THE TASK –
Out of the lines below, please list those that hold the string "this".

TASK MATERIAL –
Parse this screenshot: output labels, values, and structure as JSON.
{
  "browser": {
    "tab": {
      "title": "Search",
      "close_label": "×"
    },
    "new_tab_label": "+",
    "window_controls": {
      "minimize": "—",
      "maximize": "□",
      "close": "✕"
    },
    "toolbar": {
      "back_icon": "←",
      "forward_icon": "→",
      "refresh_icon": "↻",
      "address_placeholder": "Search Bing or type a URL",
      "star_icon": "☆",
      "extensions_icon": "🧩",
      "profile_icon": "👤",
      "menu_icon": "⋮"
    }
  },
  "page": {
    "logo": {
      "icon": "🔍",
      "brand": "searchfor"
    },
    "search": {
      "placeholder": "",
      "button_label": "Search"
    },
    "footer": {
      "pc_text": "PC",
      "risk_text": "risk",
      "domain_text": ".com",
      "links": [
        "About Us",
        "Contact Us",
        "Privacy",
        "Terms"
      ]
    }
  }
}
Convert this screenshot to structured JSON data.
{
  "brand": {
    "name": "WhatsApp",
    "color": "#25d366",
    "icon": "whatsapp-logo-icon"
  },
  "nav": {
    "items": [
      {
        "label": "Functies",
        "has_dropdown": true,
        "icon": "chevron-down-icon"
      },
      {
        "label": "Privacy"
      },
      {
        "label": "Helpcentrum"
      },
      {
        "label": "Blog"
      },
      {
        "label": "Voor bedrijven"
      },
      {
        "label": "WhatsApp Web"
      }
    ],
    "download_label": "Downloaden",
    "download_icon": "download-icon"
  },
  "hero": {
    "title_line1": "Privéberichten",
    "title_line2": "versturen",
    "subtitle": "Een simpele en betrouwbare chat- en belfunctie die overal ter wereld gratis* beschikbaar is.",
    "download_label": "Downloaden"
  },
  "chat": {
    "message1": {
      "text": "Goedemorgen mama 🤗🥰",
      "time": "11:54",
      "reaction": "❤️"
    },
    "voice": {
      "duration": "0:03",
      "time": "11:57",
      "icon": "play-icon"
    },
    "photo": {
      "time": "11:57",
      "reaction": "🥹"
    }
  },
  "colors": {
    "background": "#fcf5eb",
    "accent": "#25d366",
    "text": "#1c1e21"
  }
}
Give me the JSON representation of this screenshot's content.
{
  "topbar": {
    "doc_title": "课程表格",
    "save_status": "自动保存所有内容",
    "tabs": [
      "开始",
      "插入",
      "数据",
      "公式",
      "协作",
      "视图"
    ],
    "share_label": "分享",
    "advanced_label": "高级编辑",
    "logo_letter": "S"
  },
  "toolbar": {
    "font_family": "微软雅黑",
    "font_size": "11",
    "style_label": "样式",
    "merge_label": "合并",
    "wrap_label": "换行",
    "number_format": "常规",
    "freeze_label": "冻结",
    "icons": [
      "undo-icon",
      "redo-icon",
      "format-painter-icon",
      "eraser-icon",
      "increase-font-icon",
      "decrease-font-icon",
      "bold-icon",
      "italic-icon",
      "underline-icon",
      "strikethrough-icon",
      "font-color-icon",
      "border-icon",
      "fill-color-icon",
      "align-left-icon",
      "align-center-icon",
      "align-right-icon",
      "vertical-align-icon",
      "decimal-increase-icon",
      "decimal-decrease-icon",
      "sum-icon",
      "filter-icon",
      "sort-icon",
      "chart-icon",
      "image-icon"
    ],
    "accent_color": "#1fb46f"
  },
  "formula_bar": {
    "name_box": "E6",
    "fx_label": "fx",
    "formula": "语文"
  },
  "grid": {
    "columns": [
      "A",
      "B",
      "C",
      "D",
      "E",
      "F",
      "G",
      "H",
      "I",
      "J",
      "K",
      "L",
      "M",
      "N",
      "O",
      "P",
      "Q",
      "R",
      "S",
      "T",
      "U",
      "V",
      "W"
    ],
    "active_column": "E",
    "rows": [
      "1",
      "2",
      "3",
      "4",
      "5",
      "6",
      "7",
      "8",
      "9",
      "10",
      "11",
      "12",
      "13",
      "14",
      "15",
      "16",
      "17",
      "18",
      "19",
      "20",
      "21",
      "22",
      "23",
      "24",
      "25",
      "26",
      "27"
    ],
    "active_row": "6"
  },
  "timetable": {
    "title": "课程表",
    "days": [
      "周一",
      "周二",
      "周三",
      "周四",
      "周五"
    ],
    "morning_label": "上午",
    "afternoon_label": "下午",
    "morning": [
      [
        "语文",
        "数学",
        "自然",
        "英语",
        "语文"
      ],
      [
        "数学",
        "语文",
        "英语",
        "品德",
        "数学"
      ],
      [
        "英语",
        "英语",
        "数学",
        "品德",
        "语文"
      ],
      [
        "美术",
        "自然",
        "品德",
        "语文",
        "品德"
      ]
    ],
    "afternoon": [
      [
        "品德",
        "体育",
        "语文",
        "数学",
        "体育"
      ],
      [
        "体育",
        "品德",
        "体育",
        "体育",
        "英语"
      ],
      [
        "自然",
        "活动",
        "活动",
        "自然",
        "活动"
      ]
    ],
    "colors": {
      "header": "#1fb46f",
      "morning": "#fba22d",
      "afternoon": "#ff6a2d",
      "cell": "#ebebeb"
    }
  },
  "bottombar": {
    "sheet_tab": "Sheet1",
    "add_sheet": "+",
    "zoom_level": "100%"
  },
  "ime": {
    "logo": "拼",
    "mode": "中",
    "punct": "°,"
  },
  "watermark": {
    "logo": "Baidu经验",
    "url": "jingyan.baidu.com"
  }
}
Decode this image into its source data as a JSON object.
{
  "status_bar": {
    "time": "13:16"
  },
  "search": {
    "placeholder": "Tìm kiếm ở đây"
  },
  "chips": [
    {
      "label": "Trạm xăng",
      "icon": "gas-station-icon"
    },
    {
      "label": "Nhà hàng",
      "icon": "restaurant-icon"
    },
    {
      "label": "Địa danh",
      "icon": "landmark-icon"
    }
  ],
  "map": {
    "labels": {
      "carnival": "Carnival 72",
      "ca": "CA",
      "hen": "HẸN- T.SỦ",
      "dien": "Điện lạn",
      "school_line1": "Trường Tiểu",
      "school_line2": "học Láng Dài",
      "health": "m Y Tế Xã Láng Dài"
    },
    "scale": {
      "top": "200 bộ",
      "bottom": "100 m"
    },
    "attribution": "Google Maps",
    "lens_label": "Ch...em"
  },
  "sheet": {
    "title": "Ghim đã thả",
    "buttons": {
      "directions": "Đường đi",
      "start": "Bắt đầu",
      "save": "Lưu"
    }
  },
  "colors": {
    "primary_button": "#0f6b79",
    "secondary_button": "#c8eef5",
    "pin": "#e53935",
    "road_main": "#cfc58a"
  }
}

RESPONSE TO THE TASK –
Parse this screenshot: output labels, values, and structure as JSON.
Convert this screenshot to structured JSON data.
Give me the JSON representation of this screenshot's content.
Decode this image into its source data as a JSON object.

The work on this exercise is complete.